Short exercise:
Make an exact copy of the entries below with the pictures removed.

/---

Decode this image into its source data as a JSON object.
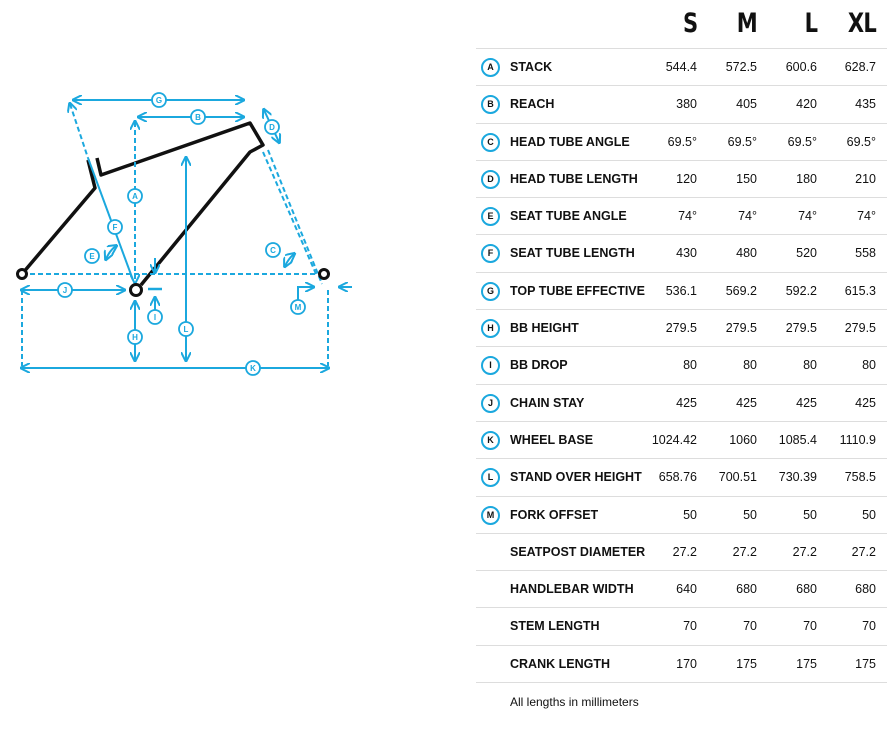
{
  "sizes": [
    "S",
    "M",
    "L",
    "XL"
  ],
  "rows": [
    {
      "badge": "A",
      "label": "STACK",
      "values": [
        "544.4",
        "572.5",
        "600.6",
        "628.7"
      ]
    },
    {
      "badge": "B",
      "label": "REACH",
      "values": [
        "380",
        "405",
        "420",
        "435"
      ]
    },
    {
      "badge": "C",
      "label": "HEAD TUBE ANGLE",
      "values": [
        "69.5°",
        "69.5°",
        "69.5°",
        "69.5°"
      ]
    },
    {
      "badge": "D",
      "label": "HEAD TUBE LENGTH",
      "values": [
        "120",
        "150",
        "180",
        "210"
      ]
    },
    {
      "badge": "E",
      "label": "SEAT TUBE ANGLE",
      "values": [
        "74°",
        "74°",
        "74°",
        "74°"
      ]
    },
    {
      "badge": "F",
      "label": "SEAT TUBE LENGTH",
      "values": [
        "430",
        "480",
        "520",
        "558"
      ]
    },
    {
      "badge": "G",
      "label": "TOP TUBE EFFECTIVE",
      "values": [
        "536.1",
        "569.2",
        "592.2",
        "615.3"
      ]
    },
    {
      "badge": "H",
      "label": "BB HEIGHT",
      "values": [
        "279.5",
        "279.5",
        "279.5",
        "279.5"
      ]
    },
    {
      "badge": "I",
      "label": "BB DROP",
      "values": [
        "80",
        "80",
        "80",
        "80"
      ]
    },
    {
      "badge": "J",
      "label": "CHAIN STAY",
      "values": [
        "425",
        "425",
        "425",
        "425"
      ]
    },
    {
      "badge": "K",
      "label": "WHEEL BASE",
      "values": [
        "1024.42",
        "1060",
        "1085.4",
        "1110.9"
      ]
    },
    {
      "badge": "L",
      "label": "STAND OVER HEIGHT",
      "values": [
        "658.76",
        "700.51",
        "730.39",
        "758.5"
      ]
    },
    {
      "badge": "M",
      "label": "FORK OFFSET",
      "values": [
        "50",
        "50",
        "50",
        "50"
      ]
    },
    {
      "badge": "",
      "label": "SEATPOST DIAMETER",
      "values": [
        "27.2",
        "27.2",
        "27.2",
        "27.2"
      ]
    },
    {
      "badge": "",
      "label": "HANDLEBAR WIDTH",
      "values": [
        "640",
        "680",
        "680",
        "680"
      ]
    },
    {
      "badge": "",
      "label": "STEM LENGTH",
      "values": [
        "70",
        "70",
        "70",
        "70"
      ]
    },
    {
      "badge": "",
      "label": "CRANK LENGTH",
      "values": [
        "170",
        "175",
        "175",
        "175"
      ]
    }
  ],
  "note": "All lengths in millimeters",
  "colors": {
    "accent": "#1ba8de",
    "frame": "#111111"
  }
}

\---

Answer to this problem:
Decode this image into its source data as a JSON object.
{
  "sizes": [
    "S",
    "M",
    "L",
    "XL"
  ],
  "rows": [
    {
      "badge": "A",
      "label": "STACK",
      "values": [
        "544.4",
        "572.5",
        "600.6",
        "628.7"
      ]
    },
    {
      "badge": "B",
      "label": "REACH",
      "values": [
        "380",
        "405",
        "420",
        "435"
      ]
    },
    {
      "badge": "C",
      "label": "HEAD TUBE ANGLE",
      "values": [
        "69.5°",
        "69.5°",
        "69.5°",
        "69.5°"
      ]
    },
    {
      "badge": "D",
      "label": "HEAD TUBE LENGTH",
      "values": [
        "120",
        "150",
        "180",
        "210"
      ]
    },
    {
      "badge": "E",
      "label": "SEAT TUBE ANGLE",
      "values": [
        "74°",
        "74°",
        "74°",
        "74°"
      ]
    },
    {
      "badge": "F",
      "label": "SEAT TUBE LENGTH",
      "values": [
        "430",
        "480",
        "520",
        "558"
      ]
    },
    {
      "badge": "G",
      "label": "TOP TUBE EFFECTIVE",
      "values": [
        "536.1",
        "569.2",
        "592.2",
        "615.3"
      ]
    },
    {
      "badge": "H",
      "label": "BB HEIGHT",
      "values": [
        "279.5",
        "279.5",
        "279.5",
        "279.5"
      ]
    },
    {
      "badge": "I",
      "label": "BB DROP",
      "values": [
        "80",
        "80",
        "80",
        "80"
      ]
    },
    {
      "badge": "J",
      "label": "CHAIN STAY",
      "values": [
        "425",
        "425",
        "425",
        "425"
      ]
    },
    {
      "badge": "K",
      "label": "WHEEL BASE",
      "values": [
        "1024.42",
        "1060",
        "1085.4",
        "1110.9"
      ]
    },
    {
      "badge": "L",
      "label": "STAND OVER HEIGHT",
      "values": [
        "658.76",
        "700.51",
        "730.39",
        "758.5"
      ]
    },
    {
      "badge": "M",
      "label": "FORK OFFSET",
      "values": [
        "50",
        "50",
        "50",
        "50"
      ]
    },
    {
      "badge": "",
      "label": "SEATPOST DIAMETER",
      "values": [
        "27.2",
        "27.2",
        "27.2",
        "27.2"
      ]
    },
    {
      "badge": "",
      "label": "HANDLEBAR WIDTH",
      "values": [
        "640",
        "680",
        "680",
        "680"
      ]
    },
    {
      "badge": "",
      "label": "STEM LENGTH",
      "values": [
        "70",
        "70",
        "70",
        "70"
      ]
    },
    {
      "badge": "",
      "label": "CRANK LENGTH",
      "values": [
        "170",
        "175",
        "175",
        "175"
      ]
    }
  ],
  "note": "All lengths in millimeters",
  "colors": {
    "accent": "#1ba8de",
    "frame": "#111111"
  }
}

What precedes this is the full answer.